Exercise objective: Return every line of the records below word for word, omitting the pictures from your answer.

** start **

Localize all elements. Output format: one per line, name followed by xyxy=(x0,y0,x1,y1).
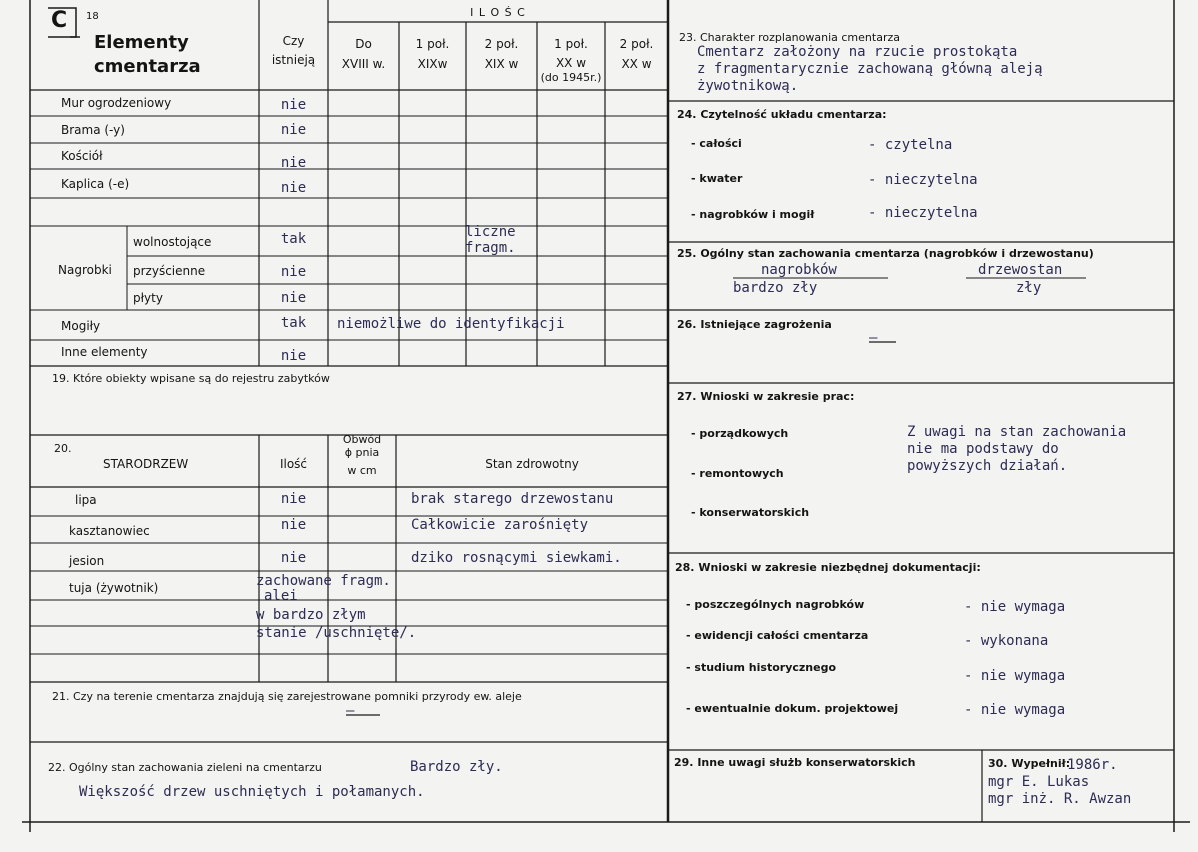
exists-header-line1: Czy xyxy=(282,34,305,48)
q25-drzewostan-value: zły xyxy=(1016,280,1042,296)
element-label-plyty: płyty xyxy=(133,291,163,305)
q28-item-ewidencji: - ewidencji całości cmentarza xyxy=(686,629,869,642)
q25-label: 25. Ogólny stan zachowania cmentarza (nagrobków i drzewostanu) xyxy=(677,247,1094,260)
element-value-kaplica: nie xyxy=(280,180,307,196)
period-5-line1: 2 poł. xyxy=(619,37,654,51)
tree-name-kasztanowiec: kasztanowiec xyxy=(69,524,150,538)
q28-value-ewidencji: - wykonana xyxy=(964,633,1049,649)
q20-number: 20. xyxy=(54,442,72,455)
tuja-note-line3: w bardzo złym xyxy=(256,607,366,623)
element-value-kosciol: nie xyxy=(280,155,307,171)
element-value-przyscienne: nie xyxy=(280,264,307,280)
q25-nagrobkow-value: bardzo zły xyxy=(733,280,818,296)
q28-item-projektowej: - ewentualnie dokum. projektowej xyxy=(686,702,899,715)
q27-answer-line3: powyższych działań. xyxy=(907,458,1068,474)
exists-header-line2: istnieją xyxy=(271,53,316,67)
tree-name-lipa: lipa xyxy=(75,493,97,507)
tree-state-jesion: dziko rosnącymi siewkami. xyxy=(411,550,622,566)
card-code: C xyxy=(51,8,68,33)
elements-title-line2: cmentarza xyxy=(94,56,201,77)
q27-answer-line1: Z uwagi na stan zachowania xyxy=(907,424,1127,440)
q19-label: 19. Które obiekty wpisane są do rejestru zabytków xyxy=(52,372,330,385)
q23-label: 23. Charakter rozplanowania cmentarza xyxy=(679,31,900,44)
tree-quantity-lipa: nie xyxy=(280,491,307,507)
wolnostojace-note-line2: fragm. xyxy=(465,240,516,256)
q30-person2: mgr inż. R. Awzan xyxy=(988,791,1132,807)
q28-value-studium: - nie wymaga xyxy=(964,668,1066,684)
trunk-header-line3: w cm xyxy=(347,464,377,477)
element-label-brama: Brama (-y) xyxy=(61,123,125,137)
period-4-line2: XX w xyxy=(555,56,587,70)
wolnostojace-note-line1: liczne xyxy=(465,224,516,240)
q24-value-nagrobkow: - nieczytelna xyxy=(868,205,978,221)
trunk-header-line2: ϕ pnia xyxy=(344,446,380,459)
q24-item-calosci: - całości xyxy=(691,137,742,150)
element-label-kaplica: Kaplica (-e) xyxy=(61,177,130,191)
q24-label: 24. Czytelność układu cmentarza: xyxy=(677,108,887,121)
q23-line3: żywotnikową. xyxy=(697,78,799,94)
element-value-inne: nie xyxy=(280,348,307,364)
card-number: 18 xyxy=(86,11,99,22)
q23-line2: z fragmentarycznie zachowaną główną aleją xyxy=(697,61,1043,77)
q22-label: 22. Ogólny stan zachowania zieleni na cmentarzu xyxy=(48,761,322,774)
period-1-line1: Do xyxy=(355,37,372,51)
tree-quantity-kasztanowiec: nie xyxy=(280,517,307,533)
tuja-note-line4: stanie /uschnięte/. xyxy=(256,625,417,641)
element-label-mur: Mur ogrodzeniowy xyxy=(61,96,172,110)
element-value-wolnostojace: tak xyxy=(280,231,307,247)
q24-item-nagrobkow: - nagrobków i mogił xyxy=(691,208,815,221)
health-header: Stan zdrowotny xyxy=(485,457,579,471)
q27-item-porzadkowych: - porządkowych xyxy=(691,427,789,440)
period-4-line1: 1 poł. xyxy=(554,37,588,51)
q24-item-kwater: - kwater xyxy=(691,172,743,185)
period-3-line2: XIX w xyxy=(484,57,519,71)
tuja-note-line1: zachowane fragm. xyxy=(256,573,391,589)
q26-label: 26. Istniejące zagrożenia xyxy=(677,318,832,331)
element-label-inne: Inne elementy xyxy=(61,345,148,359)
q24-value-kwater: - nieczytelna xyxy=(868,172,978,188)
q24-value-calosci: - czytelna xyxy=(868,137,953,153)
period-2-line2: XIXw xyxy=(417,57,448,71)
q23-line1: Cmentarz założony na rzucie prostokąta xyxy=(697,44,1018,60)
element-label-przyscienne: przyścienne xyxy=(133,264,206,278)
q30-year: 1986r. xyxy=(1067,757,1118,773)
trunk-header-line1: Obwód xyxy=(342,433,382,446)
element-value-mogily: tak xyxy=(280,315,307,331)
element-label-mogily: Mogiły xyxy=(61,319,101,333)
tree-state-lipa: brak starego drzewostanu xyxy=(411,491,614,507)
q30-label: 30. Wypełnił: xyxy=(988,757,1071,770)
q28-value-nagrobkow: - nie wymaga xyxy=(964,599,1066,615)
q28-item-nagrobkow: - poszczególnych nagrobków xyxy=(686,598,865,611)
q21-label: 21. Czy na terenie cmentarza znajdują się zarejestrowane pomniki przyrody ew. aleje xyxy=(52,690,522,703)
period-4-line3: (do 1945r.) xyxy=(540,71,602,84)
period-5-line2: XX w xyxy=(621,57,652,71)
tree-name-tuja: tuja (żywotnik) xyxy=(69,581,159,595)
tree-quantity-header: Ilość xyxy=(279,457,308,471)
q27-item-remontowych: - remontowych xyxy=(691,467,784,480)
q27-item-konserwatorskich: - konserwatorskich xyxy=(691,506,810,519)
q21-answer: — xyxy=(346,703,355,719)
element-label-kosciol: Kościół xyxy=(61,149,103,163)
q30-person1: mgr E. Lukas xyxy=(988,774,1090,790)
q25-drzewostan: drzewostan xyxy=(978,262,1063,278)
element-value-plyty: nie xyxy=(280,290,307,306)
q28-label: 28. Wnioski w zakresie niezbędnej dokumentacji: xyxy=(675,561,981,574)
period-1-line2: XVIII w. xyxy=(341,57,386,71)
q27-label: 27. Wnioski w zakresie prac: xyxy=(677,390,855,403)
q29-label: 29. Inne uwagi służb konserwatorskich xyxy=(674,756,916,769)
mogily-note: niemożliwe do identyfikacji xyxy=(337,316,565,332)
q22-answer: Bardzo zły. xyxy=(410,759,503,775)
q28-value-projektowej: - nie wymaga xyxy=(964,702,1066,718)
starodrzew-header: STARODRZEW xyxy=(103,457,189,471)
q25-nagrobkow: nagrobków xyxy=(761,262,837,278)
tuja-note-line2: alei xyxy=(264,588,298,604)
q26-answer: — xyxy=(869,330,878,346)
element-label-wolnostojace: wolnostojące xyxy=(133,235,212,249)
q22-answer2: Większość drzew uschniętych i połamanych. xyxy=(79,784,425,800)
tree-state-kasztanowiec: Całkowicie zarośnięty xyxy=(411,517,589,533)
tree-name-jesion: jesion xyxy=(69,554,105,568)
q27-answer-line2: nie ma podstawy do xyxy=(907,441,1059,457)
period-2-line1: 1 poł. xyxy=(415,37,450,51)
q28-item-studium: - studium historycznego xyxy=(686,661,837,674)
element-value-mur: nie xyxy=(280,97,307,113)
nagrobki-label: Nagrobki xyxy=(58,263,112,277)
tree-quantity-jesion: nie xyxy=(280,550,307,566)
element-value-brama: nie xyxy=(280,122,307,138)
quantity-header: I L O Ś C xyxy=(470,6,526,19)
elements-title-line1: Elementy xyxy=(94,32,189,53)
period-3-line1: 2 poł. xyxy=(484,37,519,51)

** end **

Expected answer:
Localize all elements. Output format: one per line, name followed by xyxy=(x0,y0,x1,y1).
exists-header-line1: Czy xyxy=(282,34,305,48)
q25-drzewostan-value: zły xyxy=(1016,280,1042,296)
element-label-plyty: płyty xyxy=(133,291,163,305)
q28-item-ewidencji: - ewidencji całości cmentarza xyxy=(686,629,869,642)
q25-label: 25. Ogólny stan zachowania cmentarza (nagrobków i drzewostanu) xyxy=(677,247,1094,260)
element-value-kaplica: nie xyxy=(280,180,307,196)
period-5-line1: 2 poł. xyxy=(619,37,654,51)
tree-name-kasztanowiec: kasztanowiec xyxy=(69,524,150,538)
q28-value-ewidencji: - wykonana xyxy=(964,633,1049,649)
q20-number: 20. xyxy=(54,442,72,455)
tuja-note-line3: w bardzo złym xyxy=(256,607,366,623)
element-value-kosciol: nie xyxy=(280,155,307,171)
element-value-przyscienne: nie xyxy=(280,264,307,280)
q25-nagrobkow-value: bardzo zły xyxy=(733,280,818,296)
q28-item-projektowej: - ewentualnie dokum. projektowej xyxy=(686,702,899,715)
q27-answer-line3: powyższych działań. xyxy=(907,458,1068,474)
exists-header-line2: istnieją xyxy=(271,53,316,67)
tree-name-lipa: lipa xyxy=(75,493,97,507)
tree-state-jesion: dziko rosnącymi siewkami. xyxy=(411,550,622,566)
card-code: C xyxy=(51,8,68,33)
elements-title-line2: cmentarza xyxy=(94,56,201,77)
q27-answer-line1: Z uwagi na stan zachowania xyxy=(907,424,1127,440)
q19-label: 19. Które obiekty wpisane są do rejestru zabytków xyxy=(52,372,330,385)
q23-label: 23. Charakter rozplanowania cmentarza xyxy=(679,31,900,44)
tree-quantity-lipa: nie xyxy=(280,491,307,507)
wolnostojace-note-line2: fragm. xyxy=(465,240,516,256)
q30-person2: mgr inż. R. Awzan xyxy=(988,791,1132,807)
q28-value-studium: - nie wymaga xyxy=(964,668,1066,684)
trunk-header-line3: w cm xyxy=(347,464,377,477)
element-label-brama: Brama (-y) xyxy=(61,123,125,137)
period-4-line2: XX w xyxy=(555,56,587,70)
wolnostojace-note-line1: liczne xyxy=(465,224,516,240)
q24-value-nagrobkow: - nieczytelna xyxy=(868,205,978,221)
trunk-header-line2: ϕ pnia xyxy=(344,446,380,459)
q24-item-calosci: - całości xyxy=(691,137,742,150)
element-label-kaplica: Kaplica (-e) xyxy=(61,177,130,191)
q24-label: 24. Czytelność układu cmentarza: xyxy=(677,108,887,121)
q23-line3: żywotnikową. xyxy=(697,78,799,94)
element-value-inne: nie xyxy=(280,348,307,364)
card-number: 18 xyxy=(86,11,99,22)
q23-line2: z fragmentarycznie zachowaną główną aleją xyxy=(697,61,1043,77)
q22-label: 22. Ogólny stan zachowania zieleni na cmentarzu xyxy=(48,761,322,774)
period-1-line1: Do xyxy=(355,37,372,51)
tree-quantity-kasztanowiec: nie xyxy=(280,517,307,533)
tuja-note-line4: stanie /uschnięte/. xyxy=(256,625,417,641)
element-label-mur: Mur ogrodzeniowy xyxy=(61,96,172,110)
element-value-wolnostojace: tak xyxy=(280,231,307,247)
q24-item-nagrobkow: - nagrobków i mogił xyxy=(691,208,815,221)
health-header: Stan zdrowotny xyxy=(485,457,579,471)
q27-item-porzadkowych: - porządkowych xyxy=(691,427,789,440)
period-4-line1: 1 poł. xyxy=(554,37,588,51)
q24-item-kwater: - kwater xyxy=(691,172,743,185)
period-3-line2: XIX w xyxy=(484,57,519,71)
tuja-note-line1: zachowane fragm. xyxy=(256,573,391,589)
q26-label: 26. Istniejące zagrożenia xyxy=(677,318,832,331)
element-label-inne: Inne elementy xyxy=(61,345,148,359)
q24-value-kwater: - nieczytelna xyxy=(868,172,978,188)
q24-value-calosci: - czytelna xyxy=(868,137,953,153)
period-2-line2: XIXw xyxy=(417,57,448,71)
q23-line1: Cmentarz założony na rzucie prostokąta xyxy=(697,44,1018,60)
element-label-przyscienne: przyścienne xyxy=(133,264,206,278)
q30-year: 1986r. xyxy=(1067,757,1118,773)
trunk-header-line1: Obwód xyxy=(342,433,382,446)
element-value-mogily: tak xyxy=(280,315,307,331)
element-label-mogily: Mogiły xyxy=(61,319,101,333)
tree-state-lipa: brak starego drzewostanu xyxy=(411,491,614,507)
q30-label: 30. Wypełnił: xyxy=(988,757,1071,770)
q28-value-nagrobkow: - nie wymaga xyxy=(964,599,1066,615)
q28-item-nagrobkow: - poszczególnych nagrobków xyxy=(686,598,865,611)
q21-label: 21. Czy na terenie cmentarza znajdują się zarejestrowane pomniki przyrody ew. aleje xyxy=(52,690,522,703)
period-4-line3: (do 1945r.) xyxy=(540,71,602,84)
period-5-line2: XX w xyxy=(621,57,652,71)
tree-name-tuja: tuja (żywotnik) xyxy=(69,581,159,595)
tree-quantity-header: Ilość xyxy=(279,457,308,471)
q27-item-remontowych: - remontowych xyxy=(691,467,784,480)
q27-item-konserwatorskich: - konserwatorskich xyxy=(691,506,810,519)
q21-answer: — xyxy=(346,703,355,719)
element-label-kosciol: Kościół xyxy=(61,149,103,163)
q30-person1: mgr E. Lukas xyxy=(988,774,1090,790)
q25-drzewostan: drzewostan xyxy=(978,262,1063,278)
element-value-plyty: nie xyxy=(280,290,307,306)
q28-label: 28. Wnioski w zakresie niezbędnej dokumentacji: xyxy=(675,561,981,574)
period-1-line2: XVIII w. xyxy=(341,57,386,71)
q27-label: 27. Wnioski w zakresie prac: xyxy=(677,390,855,403)
q29-label: 29. Inne uwagi służb konserwatorskich xyxy=(674,756,916,769)
mogily-note: niemożliwe do identyfikacji xyxy=(337,316,565,332)
q22-answer: Bardzo zły. xyxy=(410,759,503,775)
q28-value-projektowej: - nie wymaga xyxy=(964,702,1066,718)
starodrzew-header: STARODRZEW xyxy=(103,457,189,471)
q25-nagrobkow: nagrobków xyxy=(761,262,837,278)
tuja-note-line2: alei xyxy=(264,588,298,604)
q26-answer: — xyxy=(869,330,878,346)
element-label-wolnostojace: wolnostojące xyxy=(133,235,212,249)
q22-answer2: Większość drzew uschniętych i połamanych. xyxy=(79,784,425,800)
tree-state-kasztanowiec: Całkowicie zarośnięty xyxy=(411,517,589,533)
tree-name-jesion: jesion xyxy=(69,554,105,568)
q27-answer-line2: nie ma podstawy do xyxy=(907,441,1059,457)
period-2-line1: 1 poł. xyxy=(415,37,450,51)
q28-item-studium: - studium historycznego xyxy=(686,661,837,674)
element-value-mur: nie xyxy=(280,97,307,113)
nagrobki-label: Nagrobki xyxy=(58,263,112,277)
tree-quantity-jesion: nie xyxy=(280,550,307,566)
element-value-brama: nie xyxy=(280,122,307,138)
quantity-header: I L O Ś C xyxy=(470,6,526,19)
elements-title-line1: Elementy xyxy=(94,32,189,53)
period-3-line1: 2 poł. xyxy=(484,37,519,51)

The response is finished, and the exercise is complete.